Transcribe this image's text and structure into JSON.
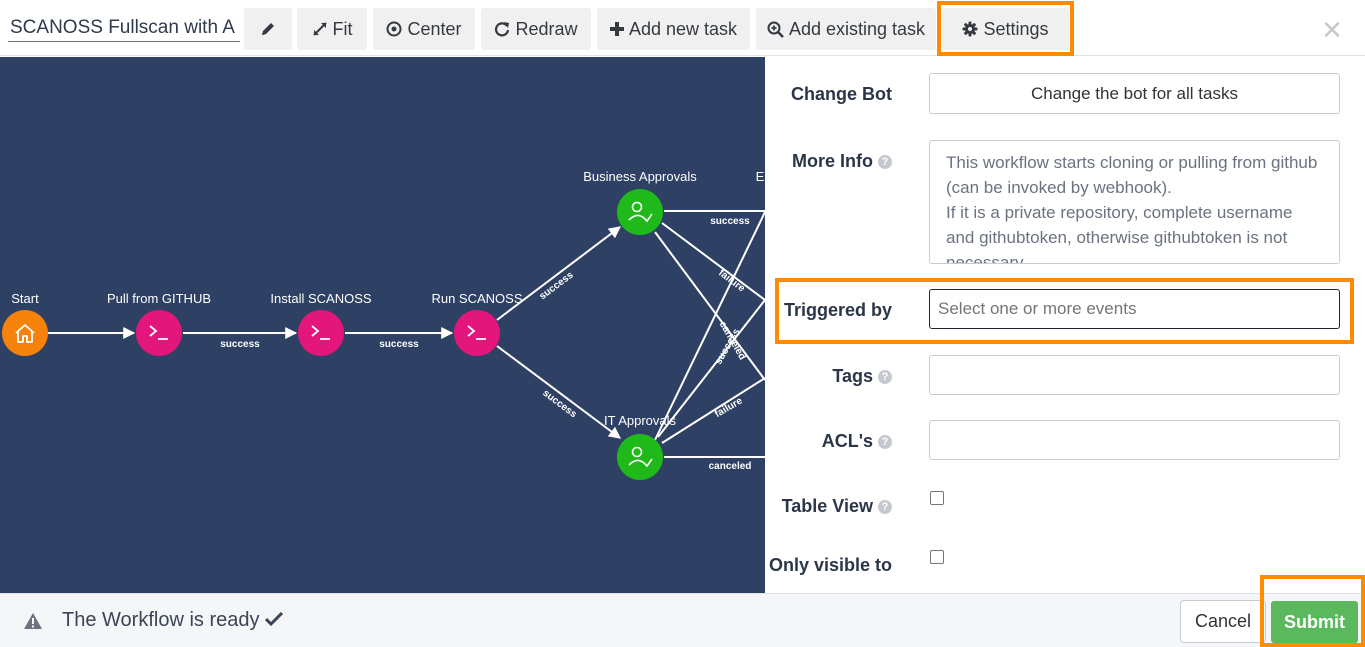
{
  "toolbar": {
    "workflow_name": "SCANOSS Fullscan with A",
    "fit_label": "Fit",
    "center_label": "Center",
    "redraw_label": "Redraw",
    "add_new_task_label": "Add new task",
    "add_existing_task_label": "Add existing task",
    "settings_label": "Settings"
  },
  "graph": {
    "nodes": [
      {
        "label": "Start",
        "type": "start",
        "color": "#f5820b"
      },
      {
        "label": "Pull from GITHUB",
        "type": "task",
        "color": "#e3167c"
      },
      {
        "label": "Install SCANOSS",
        "type": "task",
        "color": "#e3167c"
      },
      {
        "label": "Run SCANOSS",
        "type": "task",
        "color": "#e3167c"
      },
      {
        "label": "Business Approvals",
        "type": "approval",
        "color": "#1fba1a"
      },
      {
        "label": "IT Approvals",
        "type": "approval",
        "color": "#1fba1a"
      },
      {
        "label": "E",
        "type": "partial"
      }
    ],
    "edge_labels": {
      "pull_install": "success",
      "install_run": "success",
      "run_business": "success",
      "run_it": "success",
      "business_out": "success",
      "business_failure": "failure",
      "business_canceled": "canceled",
      "it_success": "success",
      "it_failure": "failure",
      "it_canceled": "canceled"
    }
  },
  "settings": {
    "change_bot_label": "Change Bot",
    "change_bot_button": "Change the bot for all tasks",
    "more_info_label": "More Info",
    "more_info_text": "This workflow starts cloning or pulling from github (can be invoked by webhook).\nIf it is a private repository, complete username and githubtoken, otherwise githubtoken is not necessary",
    "triggered_by_label": "Triggered by",
    "triggered_by_placeholder": "Select one or more events",
    "tags_label": "Tags",
    "acls_label": "ACL's",
    "table_view_label": "Table View",
    "only_visible_label": "Only visible to"
  },
  "footer": {
    "status": "The Workflow is ready",
    "cancel_label": "Cancel",
    "submit_label": "Submit"
  },
  "colors": {
    "canvas_bg": "#2f4065",
    "highlight": "#ff8c00",
    "submit_green": "#5cb85c"
  }
}
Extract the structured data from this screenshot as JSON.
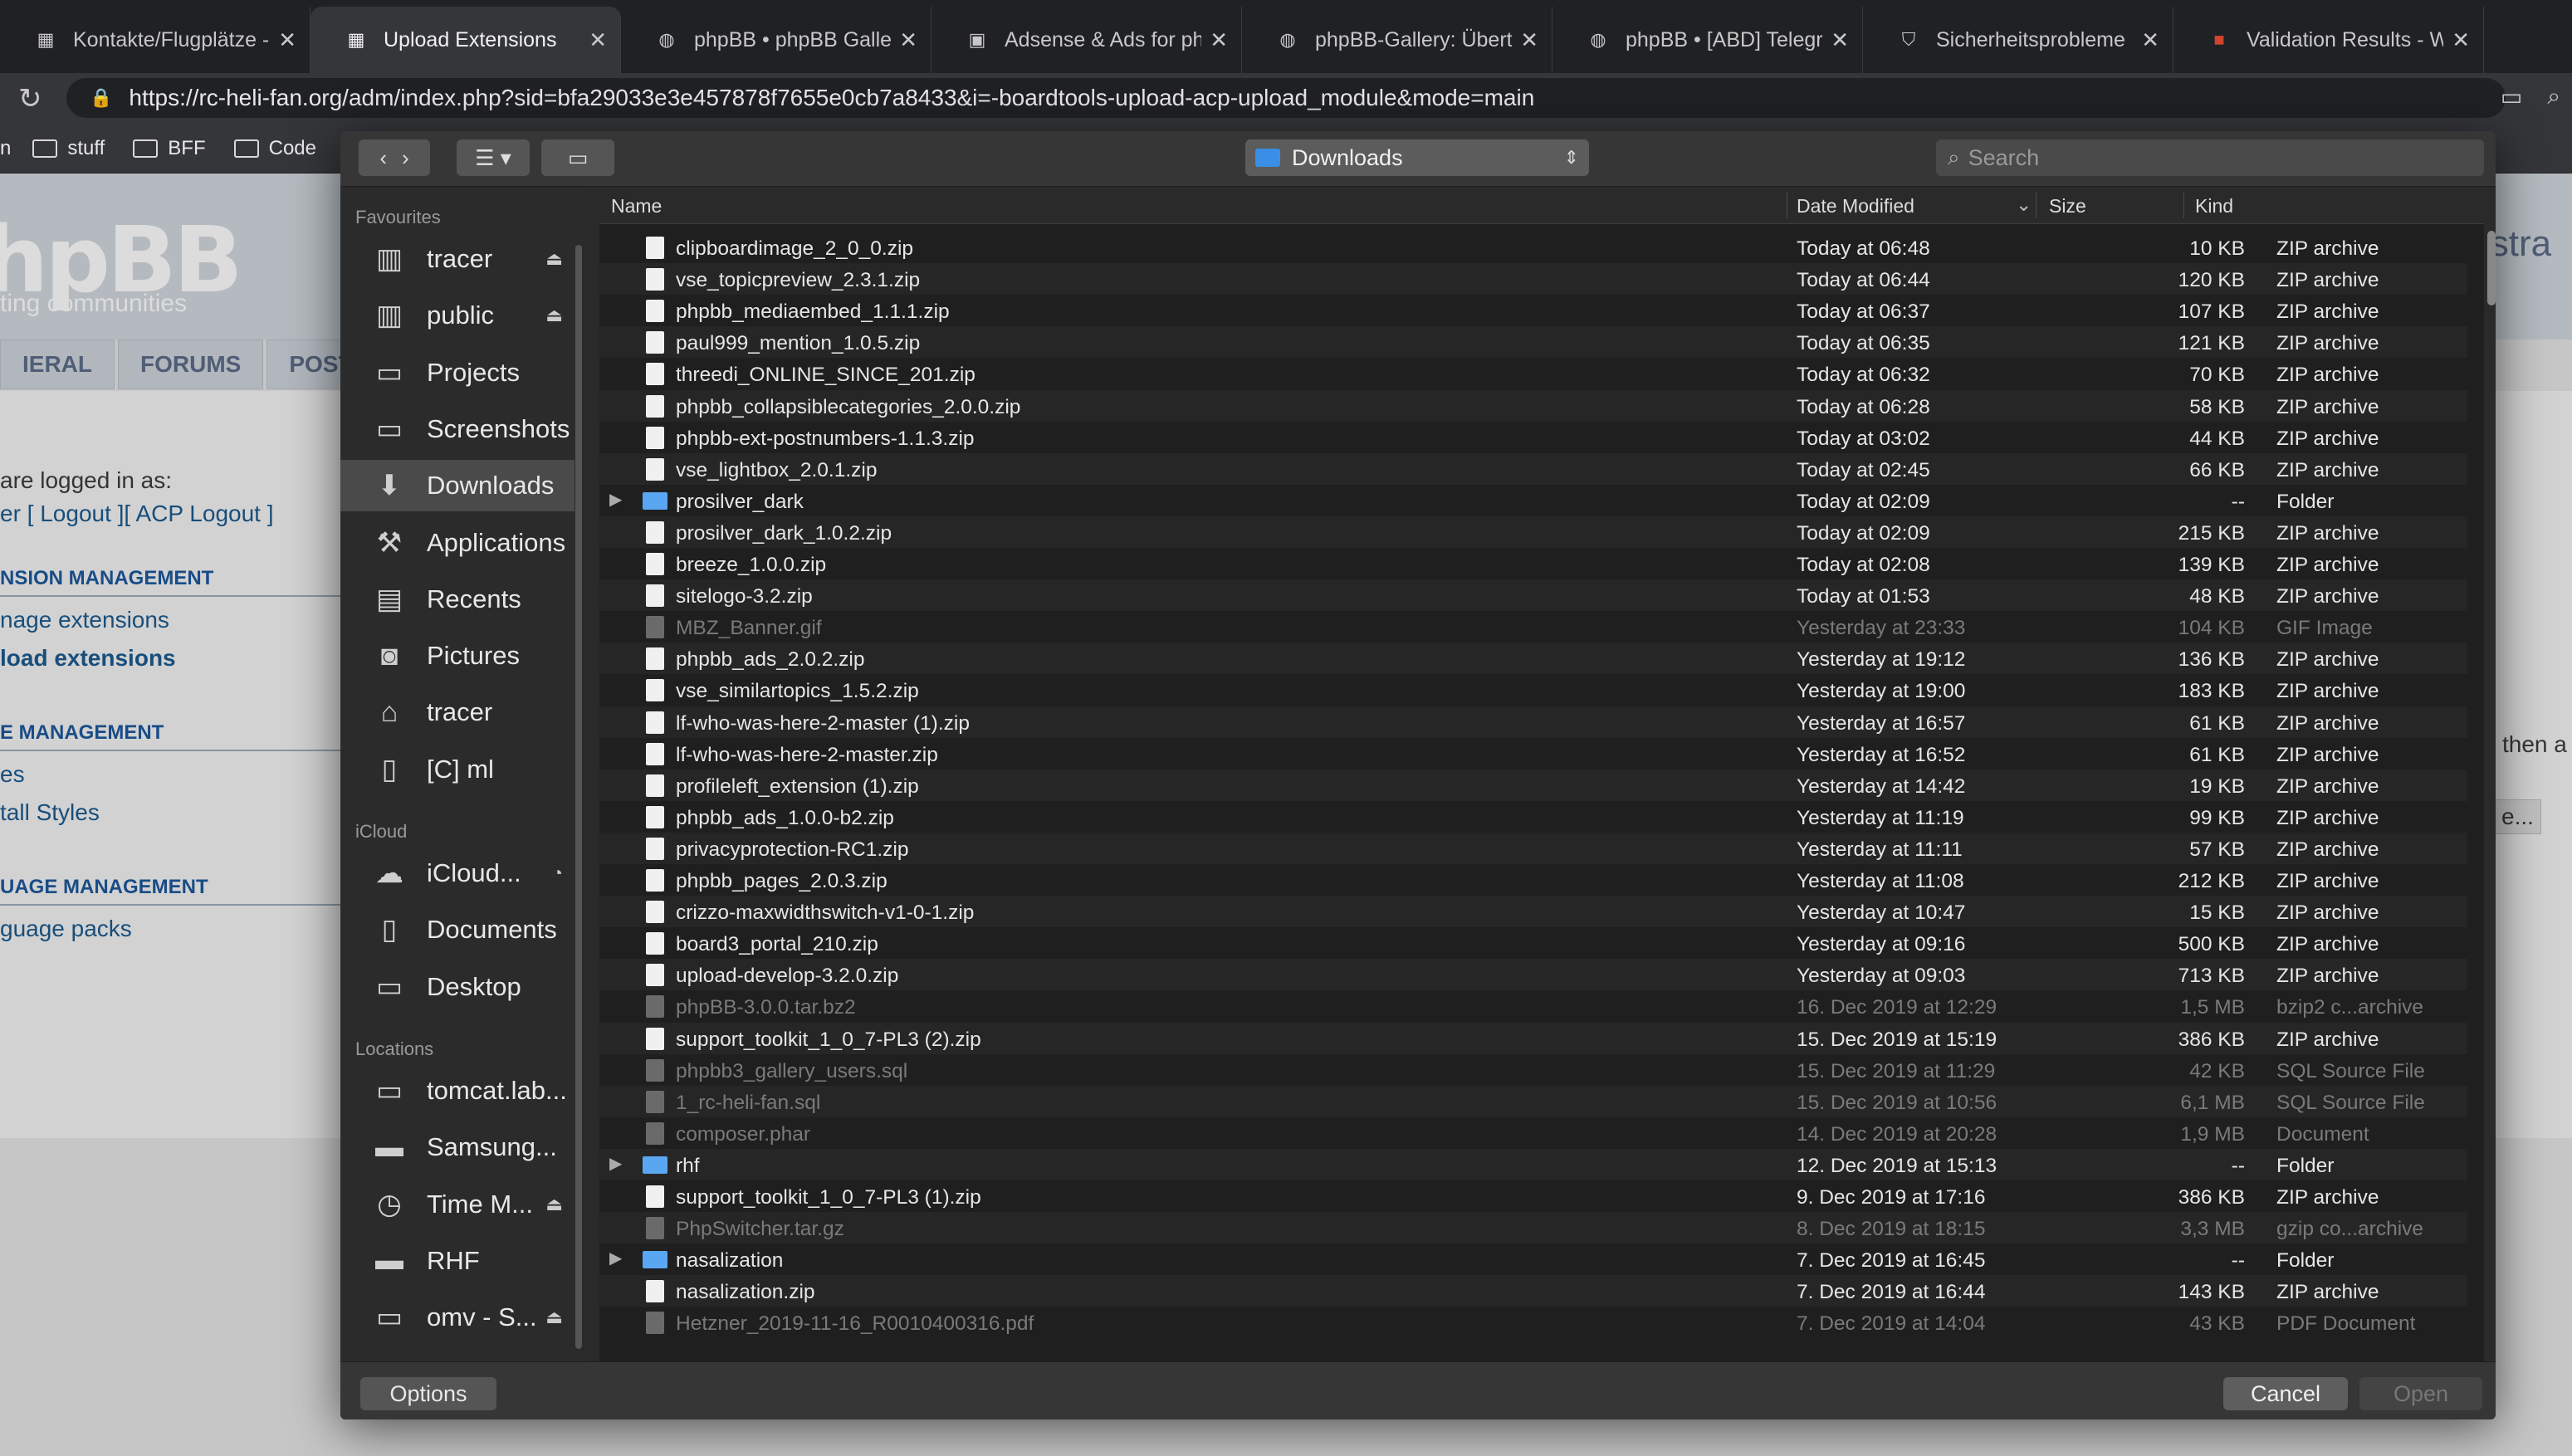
{
  "browser": {
    "tabs": [
      {
        "title": "Kontakte/Flugplätze -",
        "icon": "phpbb-icon",
        "active": false
      },
      {
        "title": "Upload Extensions",
        "icon": "phpbb-icon",
        "active": true
      },
      {
        "title": "phpBB • phpBB Galler",
        "icon": "phpbb-user-icon",
        "active": false
      },
      {
        "title": "Adsense & Ads for php",
        "icon": "ads-icon",
        "active": false
      },
      {
        "title": "phpBB-Gallery: Übertr",
        "icon": "phpbb-user-icon",
        "active": false
      },
      {
        "title": "phpBB • [ABD] Telegra",
        "icon": "phpbb-user-icon",
        "active": false
      },
      {
        "title": "Sicherheitsprobleme",
        "icon": "security-icon",
        "active": false
      },
      {
        "title": "Validation Results - W",
        "icon": "w3c-icon",
        "active": false
      }
    ],
    "url": "https://rc-heli-fan.org/adm/index.php?sid=bfa29033e3e457878f7655e0cb7a8433&i=-boardtools-upload-acp-upload_module&mode=main",
    "bookmarks": [
      "n",
      "stuff",
      "BFF",
      "Code"
    ]
  },
  "page": {
    "logo": "hpBB",
    "logo_sub": "ting communities",
    "nav_tabs": [
      "IERAL",
      "FORUMS",
      "POSTIN"
    ],
    "logged_in": "are logged in as:",
    "logout_links": "er [ Logout ][ ACP Logout ]",
    "sections": [
      {
        "title": "NSION MANAGEMENT",
        "links": [
          "nage extensions",
          "load extensions"
        ]
      },
      {
        "title": "E MANAGEMENT",
        "links": [
          "es",
          "tall Styles"
        ]
      },
      {
        "title": "UAGE MANAGEMENT",
        "links": [
          "guage packs"
        ]
      }
    ],
    "right_title": "istra",
    "right_text": "then a",
    "right_button": "e..."
  },
  "dialog": {
    "location": "Downloads",
    "search_placeholder": "Search",
    "sidebar": {
      "favourites_label": "Favourites",
      "favourites": [
        {
          "label": "tracer",
          "icon": "network-drive-icon",
          "eject": true
        },
        {
          "label": "public",
          "icon": "network-drive-icon",
          "eject": true
        },
        {
          "label": "Projects",
          "icon": "folder-icon",
          "eject": false
        },
        {
          "label": "Screenshots",
          "icon": "folder-icon",
          "eject": false
        },
        {
          "label": "Downloads",
          "icon": "downloads-icon",
          "eject": false,
          "selected": true
        },
        {
          "label": "Applications",
          "icon": "applications-icon",
          "eject": false
        },
        {
          "label": "Recents",
          "icon": "recents-icon",
          "eject": false
        },
        {
          "label": "Pictures",
          "icon": "camera-icon",
          "eject": false
        },
        {
          "label": "tracer",
          "icon": "home-icon",
          "eject": false
        },
        {
          "label": "[C] ml",
          "icon": "document-icon",
          "eject": false
        }
      ],
      "icloud_label": "iCloud",
      "icloud": [
        {
          "label": "iCloud...",
          "icon": "cloud-icon",
          "progress": true
        },
        {
          "label": "Documents",
          "icon": "documents-icon"
        },
        {
          "label": "Desktop",
          "icon": "desktop-icon"
        }
      ],
      "locations_label": "Locations",
      "locations": [
        {
          "label": "tomcat.lab...",
          "icon": "computer-icon",
          "eject": false
        },
        {
          "label": "Samsung...",
          "icon": "disk-icon",
          "eject": false
        },
        {
          "label": "Time M...",
          "icon": "time-machine-icon",
          "eject": true
        },
        {
          "label": "RHF",
          "icon": "disk-icon",
          "eject": false
        },
        {
          "label": "omv - S...",
          "icon": "computer-icon",
          "eject": true
        }
      ]
    },
    "columns": {
      "name": "Name",
      "date": "Date Modified",
      "size": "Size",
      "kind": "Kind"
    },
    "files": [
      {
        "name": "clipboardimage_2_0_0.zip",
        "date": "Today at 06:48",
        "size": "10 KB",
        "kind": "ZIP archive",
        "type": "file",
        "dim": false
      },
      {
        "name": "vse_topicpreview_2.3.1.zip",
        "date": "Today at 06:44",
        "size": "120 KB",
        "kind": "ZIP archive",
        "type": "file",
        "dim": false
      },
      {
        "name": "phpbb_mediaembed_1.1.1.zip",
        "date": "Today at 06:37",
        "size": "107 KB",
        "kind": "ZIP archive",
        "type": "file",
        "dim": false
      },
      {
        "name": "paul999_mention_1.0.5.zip",
        "date": "Today at 06:35",
        "size": "121 KB",
        "kind": "ZIP archive",
        "type": "file",
        "dim": false
      },
      {
        "name": "threedi_ONLINE_SINCE_201.zip",
        "date": "Today at 06:32",
        "size": "70 KB",
        "kind": "ZIP archive",
        "type": "file",
        "dim": false
      },
      {
        "name": "phpbb_collapsiblecategories_2.0.0.zip",
        "date": "Today at 06:28",
        "size": "58 KB",
        "kind": "ZIP archive",
        "type": "file",
        "dim": false
      },
      {
        "name": "phpbb-ext-postnumbers-1.1.3.zip",
        "date": "Today at 03:02",
        "size": "44 KB",
        "kind": "ZIP archive",
        "type": "file",
        "dim": false
      },
      {
        "name": "vse_lightbox_2.0.1.zip",
        "date": "Today at 02:45",
        "size": "66 KB",
        "kind": "ZIP archive",
        "type": "file",
        "dim": false
      },
      {
        "name": "prosilver_dark",
        "date": "Today at 02:09",
        "size": "--",
        "kind": "Folder",
        "type": "folder",
        "dim": false
      },
      {
        "name": "prosilver_dark_1.0.2.zip",
        "date": "Today at 02:09",
        "size": "215 KB",
        "kind": "ZIP archive",
        "type": "file",
        "dim": false
      },
      {
        "name": "breeze_1.0.0.zip",
        "date": "Today at 02:08",
        "size": "139 KB",
        "kind": "ZIP archive",
        "type": "file",
        "dim": false
      },
      {
        "name": "sitelogo-3.2.zip",
        "date": "Today at 01:53",
        "size": "48 KB",
        "kind": "ZIP archive",
        "type": "file",
        "dim": false
      },
      {
        "name": "MBZ_Banner.gif",
        "date": "Yesterday at 23:33",
        "size": "104 KB",
        "kind": "GIF Image",
        "type": "file",
        "dim": true
      },
      {
        "name": "phpbb_ads_2.0.2.zip",
        "date": "Yesterday at 19:12",
        "size": "136 KB",
        "kind": "ZIP archive",
        "type": "file",
        "dim": false
      },
      {
        "name": "vse_similartopics_1.5.2.zip",
        "date": "Yesterday at 19:00",
        "size": "183 KB",
        "kind": "ZIP archive",
        "type": "file",
        "dim": false
      },
      {
        "name": "lf-who-was-here-2-master (1).zip",
        "date": "Yesterday at 16:57",
        "size": "61 KB",
        "kind": "ZIP archive",
        "type": "file",
        "dim": false
      },
      {
        "name": "lf-who-was-here-2-master.zip",
        "date": "Yesterday at 16:52",
        "size": "61 KB",
        "kind": "ZIP archive",
        "type": "file",
        "dim": false
      },
      {
        "name": "profileleft_extension (1).zip",
        "date": "Yesterday at 14:42",
        "size": "19 KB",
        "kind": "ZIP archive",
        "type": "file",
        "dim": false
      },
      {
        "name": "phpbb_ads_1.0.0-b2.zip",
        "date": "Yesterday at 11:19",
        "size": "99 KB",
        "kind": "ZIP archive",
        "type": "file",
        "dim": false
      },
      {
        "name": "privacyprotection-RC1.zip",
        "date": "Yesterday at 11:11",
        "size": "57 KB",
        "kind": "ZIP archive",
        "type": "file",
        "dim": false
      },
      {
        "name": "phpbb_pages_2.0.3.zip",
        "date": "Yesterday at 11:08",
        "size": "212 KB",
        "kind": "ZIP archive",
        "type": "file",
        "dim": false
      },
      {
        "name": "crizzo-maxwidthswitch-v1-0-1.zip",
        "date": "Yesterday at 10:47",
        "size": "15 KB",
        "kind": "ZIP archive",
        "type": "file",
        "dim": false
      },
      {
        "name": "board3_portal_210.zip",
        "date": "Yesterday at 09:16",
        "size": "500 KB",
        "kind": "ZIP archive",
        "type": "file",
        "dim": false
      },
      {
        "name": "upload-develop-3.2.0.zip",
        "date": "Yesterday at 09:03",
        "size": "713 KB",
        "kind": "ZIP archive",
        "type": "file",
        "dim": false
      },
      {
        "name": "phpBB-3.0.0.tar.bz2",
        "date": "16. Dec 2019 at 12:29",
        "size": "1,5 MB",
        "kind": "bzip2 c...archive",
        "type": "file",
        "dim": true
      },
      {
        "name": "support_toolkit_1_0_7-PL3 (2).zip",
        "date": "15. Dec 2019 at 15:19",
        "size": "386 KB",
        "kind": "ZIP archive",
        "type": "file",
        "dim": false
      },
      {
        "name": "phpbb3_gallery_users.sql",
        "date": "15. Dec 2019 at 11:29",
        "size": "42 KB",
        "kind": "SQL Source File",
        "type": "file",
        "dim": true
      },
      {
        "name": "1_rc-heli-fan.sql",
        "date": "15. Dec 2019 at 10:56",
        "size": "6,1 MB",
        "kind": "SQL Source File",
        "type": "file",
        "dim": true
      },
      {
        "name": "composer.phar",
        "date": "14. Dec 2019 at 20:28",
        "size": "1,9 MB",
        "kind": "Document",
        "type": "file",
        "dim": true
      },
      {
        "name": "rhf",
        "date": "12. Dec 2019 at 15:13",
        "size": "--",
        "kind": "Folder",
        "type": "folder",
        "dim": false
      },
      {
        "name": "support_toolkit_1_0_7-PL3 (1).zip",
        "date": "9. Dec 2019 at 17:16",
        "size": "386 KB",
        "kind": "ZIP archive",
        "type": "file",
        "dim": false
      },
      {
        "name": "PhpSwitcher.tar.gz",
        "date": "8. Dec 2019 at 18:15",
        "size": "3,3 MB",
        "kind": "gzip co...archive",
        "type": "file",
        "dim": true
      },
      {
        "name": "nasalization",
        "date": "7. Dec 2019 at 16:45",
        "size": "--",
        "kind": "Folder",
        "type": "folder",
        "dim": false
      },
      {
        "name": "nasalization.zip",
        "date": "7. Dec 2019 at 16:44",
        "size": "143 KB",
        "kind": "ZIP archive",
        "type": "file",
        "dim": false
      },
      {
        "name": "Hetzner_2019-11-16_R0010400316.pdf",
        "date": "7. Dec 2019 at 14:04",
        "size": "43 KB",
        "kind": "PDF Document",
        "type": "file",
        "dim": true
      }
    ],
    "buttons": {
      "options": "Options",
      "cancel": "Cancel",
      "open": "Open"
    }
  }
}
• • • • • • •
# [Task to complete]
Copy every line of the entries above in which "from" occurs.

# [The completed task]
        "label": "Pull from GITHUB",
    "more_info_text": "This workflow starts cloning or pulling from github (can be invoked by webhook).\nIf it is a private repository, complete username and githubtoken, otherwise githubtoken is not necessary",
Extract the structured data from this screenshot as JSON.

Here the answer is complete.